Recast the rows as a numbered list, beginning with the first line and continuing through the line that contains "278, 2080, 310]", leaving out any blank lines. Include only those lines.

* _Material provided_
--- START ---

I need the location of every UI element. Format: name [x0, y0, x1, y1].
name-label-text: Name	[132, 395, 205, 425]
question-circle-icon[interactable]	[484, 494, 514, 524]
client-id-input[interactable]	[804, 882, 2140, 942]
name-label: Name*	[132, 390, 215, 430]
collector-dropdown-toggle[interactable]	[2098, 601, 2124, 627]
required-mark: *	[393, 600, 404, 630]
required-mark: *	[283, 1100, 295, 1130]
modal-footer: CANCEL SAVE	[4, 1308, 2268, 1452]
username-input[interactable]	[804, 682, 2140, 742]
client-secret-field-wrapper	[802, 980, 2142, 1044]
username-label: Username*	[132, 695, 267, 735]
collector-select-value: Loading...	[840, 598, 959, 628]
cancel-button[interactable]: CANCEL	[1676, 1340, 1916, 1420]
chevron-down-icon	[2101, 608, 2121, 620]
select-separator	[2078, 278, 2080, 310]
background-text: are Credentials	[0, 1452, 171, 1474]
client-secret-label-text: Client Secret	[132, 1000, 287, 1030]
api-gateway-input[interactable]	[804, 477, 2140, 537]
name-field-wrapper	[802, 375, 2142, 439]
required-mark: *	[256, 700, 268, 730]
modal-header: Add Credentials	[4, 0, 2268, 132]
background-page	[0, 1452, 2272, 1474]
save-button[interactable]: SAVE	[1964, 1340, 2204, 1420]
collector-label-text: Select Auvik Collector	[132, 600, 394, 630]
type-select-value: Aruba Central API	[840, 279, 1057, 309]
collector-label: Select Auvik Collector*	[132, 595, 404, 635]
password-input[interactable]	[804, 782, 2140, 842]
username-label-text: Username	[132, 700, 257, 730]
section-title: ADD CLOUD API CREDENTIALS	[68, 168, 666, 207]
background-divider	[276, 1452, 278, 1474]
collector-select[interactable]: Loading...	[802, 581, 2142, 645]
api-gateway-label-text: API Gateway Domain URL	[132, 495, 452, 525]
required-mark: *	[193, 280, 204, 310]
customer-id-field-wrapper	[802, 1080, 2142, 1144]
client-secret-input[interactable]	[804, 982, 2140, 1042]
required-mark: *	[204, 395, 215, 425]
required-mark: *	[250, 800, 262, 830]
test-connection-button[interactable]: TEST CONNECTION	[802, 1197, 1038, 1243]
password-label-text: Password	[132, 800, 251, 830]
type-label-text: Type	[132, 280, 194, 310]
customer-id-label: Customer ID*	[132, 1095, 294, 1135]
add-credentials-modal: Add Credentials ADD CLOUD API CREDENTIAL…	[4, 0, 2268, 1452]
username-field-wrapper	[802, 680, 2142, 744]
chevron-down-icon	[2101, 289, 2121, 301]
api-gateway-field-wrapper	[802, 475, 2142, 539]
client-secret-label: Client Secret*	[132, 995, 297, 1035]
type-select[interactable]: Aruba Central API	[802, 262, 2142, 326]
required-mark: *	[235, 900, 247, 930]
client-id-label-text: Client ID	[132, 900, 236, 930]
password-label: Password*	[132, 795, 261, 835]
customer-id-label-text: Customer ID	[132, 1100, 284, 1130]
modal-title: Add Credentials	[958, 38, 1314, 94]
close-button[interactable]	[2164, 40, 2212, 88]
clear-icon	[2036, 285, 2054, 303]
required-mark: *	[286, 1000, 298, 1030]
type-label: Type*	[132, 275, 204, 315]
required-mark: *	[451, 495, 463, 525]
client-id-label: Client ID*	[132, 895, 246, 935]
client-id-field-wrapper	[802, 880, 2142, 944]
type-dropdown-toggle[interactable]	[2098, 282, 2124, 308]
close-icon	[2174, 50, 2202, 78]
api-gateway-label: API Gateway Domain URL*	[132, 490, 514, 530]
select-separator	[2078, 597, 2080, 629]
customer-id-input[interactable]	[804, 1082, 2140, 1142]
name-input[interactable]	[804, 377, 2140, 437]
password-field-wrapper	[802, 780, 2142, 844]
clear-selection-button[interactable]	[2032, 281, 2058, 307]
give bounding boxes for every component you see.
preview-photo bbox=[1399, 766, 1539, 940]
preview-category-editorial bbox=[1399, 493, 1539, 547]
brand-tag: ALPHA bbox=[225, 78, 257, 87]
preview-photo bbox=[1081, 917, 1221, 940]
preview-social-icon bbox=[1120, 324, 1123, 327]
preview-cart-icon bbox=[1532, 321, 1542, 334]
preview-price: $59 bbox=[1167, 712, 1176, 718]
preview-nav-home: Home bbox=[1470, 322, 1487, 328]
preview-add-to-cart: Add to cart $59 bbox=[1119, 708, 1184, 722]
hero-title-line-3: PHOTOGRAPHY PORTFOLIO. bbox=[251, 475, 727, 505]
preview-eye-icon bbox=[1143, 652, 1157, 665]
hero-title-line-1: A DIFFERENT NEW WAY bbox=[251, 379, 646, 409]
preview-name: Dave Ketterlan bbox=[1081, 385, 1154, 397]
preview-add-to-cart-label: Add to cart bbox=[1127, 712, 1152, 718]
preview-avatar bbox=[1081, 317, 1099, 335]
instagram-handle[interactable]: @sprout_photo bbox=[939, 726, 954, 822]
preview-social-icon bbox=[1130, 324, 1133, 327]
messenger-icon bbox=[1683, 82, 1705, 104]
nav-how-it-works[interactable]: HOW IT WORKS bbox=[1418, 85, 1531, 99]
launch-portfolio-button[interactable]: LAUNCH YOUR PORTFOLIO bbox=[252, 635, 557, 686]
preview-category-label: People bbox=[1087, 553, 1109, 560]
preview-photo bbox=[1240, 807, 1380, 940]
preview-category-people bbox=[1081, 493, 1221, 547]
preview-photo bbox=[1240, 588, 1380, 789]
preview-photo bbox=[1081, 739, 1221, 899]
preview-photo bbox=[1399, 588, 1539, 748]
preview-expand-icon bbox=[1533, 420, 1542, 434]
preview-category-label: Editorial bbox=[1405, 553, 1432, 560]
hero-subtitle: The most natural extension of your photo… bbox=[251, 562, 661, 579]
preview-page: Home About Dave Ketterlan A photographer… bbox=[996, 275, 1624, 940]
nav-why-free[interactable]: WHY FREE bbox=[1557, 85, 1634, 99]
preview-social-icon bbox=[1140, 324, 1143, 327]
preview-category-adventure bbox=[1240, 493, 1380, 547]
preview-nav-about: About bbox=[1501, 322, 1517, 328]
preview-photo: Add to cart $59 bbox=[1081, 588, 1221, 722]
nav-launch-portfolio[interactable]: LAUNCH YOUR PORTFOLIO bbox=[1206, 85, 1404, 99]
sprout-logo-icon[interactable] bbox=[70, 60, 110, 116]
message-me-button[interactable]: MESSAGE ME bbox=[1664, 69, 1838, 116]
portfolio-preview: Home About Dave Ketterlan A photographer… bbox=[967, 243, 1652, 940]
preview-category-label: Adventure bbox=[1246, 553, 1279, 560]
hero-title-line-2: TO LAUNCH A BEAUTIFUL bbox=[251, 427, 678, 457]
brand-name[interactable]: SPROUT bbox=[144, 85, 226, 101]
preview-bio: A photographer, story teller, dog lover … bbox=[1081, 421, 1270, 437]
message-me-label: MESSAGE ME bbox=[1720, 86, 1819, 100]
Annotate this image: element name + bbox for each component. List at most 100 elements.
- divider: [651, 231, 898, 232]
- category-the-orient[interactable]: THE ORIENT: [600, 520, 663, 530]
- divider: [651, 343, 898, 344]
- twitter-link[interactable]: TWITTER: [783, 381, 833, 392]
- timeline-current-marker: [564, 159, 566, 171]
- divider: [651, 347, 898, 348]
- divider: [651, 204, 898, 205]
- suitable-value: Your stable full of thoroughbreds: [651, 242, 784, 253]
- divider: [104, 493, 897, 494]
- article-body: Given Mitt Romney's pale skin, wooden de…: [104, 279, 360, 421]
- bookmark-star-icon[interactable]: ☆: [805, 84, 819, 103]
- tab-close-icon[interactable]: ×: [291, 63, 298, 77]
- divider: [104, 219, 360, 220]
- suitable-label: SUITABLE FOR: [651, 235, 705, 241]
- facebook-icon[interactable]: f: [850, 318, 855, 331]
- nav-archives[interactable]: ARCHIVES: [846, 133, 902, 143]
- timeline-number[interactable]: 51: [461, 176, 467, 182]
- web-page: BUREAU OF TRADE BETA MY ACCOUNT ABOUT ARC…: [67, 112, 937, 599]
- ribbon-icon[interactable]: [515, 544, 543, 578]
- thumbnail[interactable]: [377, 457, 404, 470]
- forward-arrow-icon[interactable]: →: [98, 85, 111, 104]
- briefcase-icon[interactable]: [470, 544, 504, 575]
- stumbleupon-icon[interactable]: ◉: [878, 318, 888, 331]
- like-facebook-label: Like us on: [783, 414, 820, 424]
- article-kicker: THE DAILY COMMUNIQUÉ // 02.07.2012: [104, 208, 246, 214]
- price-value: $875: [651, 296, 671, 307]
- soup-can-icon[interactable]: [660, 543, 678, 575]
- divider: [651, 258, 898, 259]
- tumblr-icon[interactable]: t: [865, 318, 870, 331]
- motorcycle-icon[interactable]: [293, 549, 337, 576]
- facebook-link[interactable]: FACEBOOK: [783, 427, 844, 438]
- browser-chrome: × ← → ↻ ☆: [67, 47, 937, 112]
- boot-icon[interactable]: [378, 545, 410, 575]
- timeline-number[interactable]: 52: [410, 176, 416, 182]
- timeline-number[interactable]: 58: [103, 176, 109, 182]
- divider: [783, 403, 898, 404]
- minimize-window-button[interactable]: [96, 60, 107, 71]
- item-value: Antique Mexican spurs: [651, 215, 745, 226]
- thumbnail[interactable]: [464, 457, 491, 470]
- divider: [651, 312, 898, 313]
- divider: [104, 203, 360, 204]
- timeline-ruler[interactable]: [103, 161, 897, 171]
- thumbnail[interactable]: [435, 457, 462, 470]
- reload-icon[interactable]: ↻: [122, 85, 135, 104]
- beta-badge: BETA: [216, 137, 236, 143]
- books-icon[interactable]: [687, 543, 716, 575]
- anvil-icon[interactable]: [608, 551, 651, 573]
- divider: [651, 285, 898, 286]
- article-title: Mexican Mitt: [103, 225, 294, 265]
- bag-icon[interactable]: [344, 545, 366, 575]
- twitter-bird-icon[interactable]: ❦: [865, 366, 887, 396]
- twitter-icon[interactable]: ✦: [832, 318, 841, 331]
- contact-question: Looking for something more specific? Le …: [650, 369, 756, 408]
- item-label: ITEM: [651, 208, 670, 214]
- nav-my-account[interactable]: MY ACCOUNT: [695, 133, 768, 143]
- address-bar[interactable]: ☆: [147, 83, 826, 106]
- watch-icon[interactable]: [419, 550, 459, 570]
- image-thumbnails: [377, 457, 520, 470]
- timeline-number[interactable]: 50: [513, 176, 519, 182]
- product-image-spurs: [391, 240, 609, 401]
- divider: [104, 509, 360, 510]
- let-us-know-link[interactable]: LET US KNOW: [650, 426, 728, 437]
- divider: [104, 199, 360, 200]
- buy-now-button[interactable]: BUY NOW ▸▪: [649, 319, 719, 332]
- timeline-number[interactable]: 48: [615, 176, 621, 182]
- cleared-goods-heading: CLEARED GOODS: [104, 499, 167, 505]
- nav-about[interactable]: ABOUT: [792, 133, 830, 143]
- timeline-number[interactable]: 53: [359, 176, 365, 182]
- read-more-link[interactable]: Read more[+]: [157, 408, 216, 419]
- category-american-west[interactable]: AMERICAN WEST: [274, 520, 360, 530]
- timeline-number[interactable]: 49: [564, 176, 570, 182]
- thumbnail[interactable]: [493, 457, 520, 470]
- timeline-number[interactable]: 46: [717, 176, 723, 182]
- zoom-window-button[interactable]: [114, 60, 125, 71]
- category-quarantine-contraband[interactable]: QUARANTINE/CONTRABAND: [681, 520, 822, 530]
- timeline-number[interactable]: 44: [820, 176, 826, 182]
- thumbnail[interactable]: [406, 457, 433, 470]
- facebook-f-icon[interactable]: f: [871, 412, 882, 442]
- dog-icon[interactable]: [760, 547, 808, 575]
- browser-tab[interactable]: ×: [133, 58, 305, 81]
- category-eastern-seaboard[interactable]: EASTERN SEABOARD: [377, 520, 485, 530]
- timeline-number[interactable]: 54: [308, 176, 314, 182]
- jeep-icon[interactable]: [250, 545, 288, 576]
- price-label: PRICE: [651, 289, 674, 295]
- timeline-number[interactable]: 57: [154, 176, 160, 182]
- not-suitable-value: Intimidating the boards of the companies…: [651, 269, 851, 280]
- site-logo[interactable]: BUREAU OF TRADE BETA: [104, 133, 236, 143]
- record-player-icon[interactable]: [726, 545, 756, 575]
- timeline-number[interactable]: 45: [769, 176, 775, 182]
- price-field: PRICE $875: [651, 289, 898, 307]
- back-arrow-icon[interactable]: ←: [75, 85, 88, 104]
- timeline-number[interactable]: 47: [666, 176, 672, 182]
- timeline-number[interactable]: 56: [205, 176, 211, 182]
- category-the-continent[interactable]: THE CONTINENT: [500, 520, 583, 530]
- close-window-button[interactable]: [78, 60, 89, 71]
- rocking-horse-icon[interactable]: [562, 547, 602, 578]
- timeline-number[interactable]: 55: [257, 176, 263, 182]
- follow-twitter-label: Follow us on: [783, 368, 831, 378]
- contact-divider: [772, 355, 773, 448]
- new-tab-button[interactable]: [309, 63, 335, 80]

--- END ---

* _Final result_
1. I need the location of every UI element. Format: name [x0, y0, x1, y1].
2. name-label-text: Name	[132, 395, 205, 425]
3. question-circle-icon[interactable]	[484, 494, 514, 524]
4. client-id-input[interactable]	[804, 882, 2140, 942]
5. name-label: Name*	[132, 390, 215, 430]
6. collector-dropdown-toggle[interactable]	[2098, 601, 2124, 627]
7. required-mark: *	[393, 600, 404, 630]
8. required-mark: *	[283, 1100, 295, 1130]
9. modal-footer: CANCEL SAVE	[4, 1308, 2268, 1452]
10. username-input[interactable]	[804, 682, 2140, 742]
11. client-secret-field-wrapper	[802, 980, 2142, 1044]
12. username-label: Username*	[132, 695, 267, 735]
13. collector-select-value: Loading...	[840, 598, 959, 628]
14. cancel-button[interactable]: CANCEL	[1676, 1340, 1916, 1420]
15. chevron-down-icon	[2101, 608, 2121, 620]
16. select-separator	[2078, 278, 2080, 310]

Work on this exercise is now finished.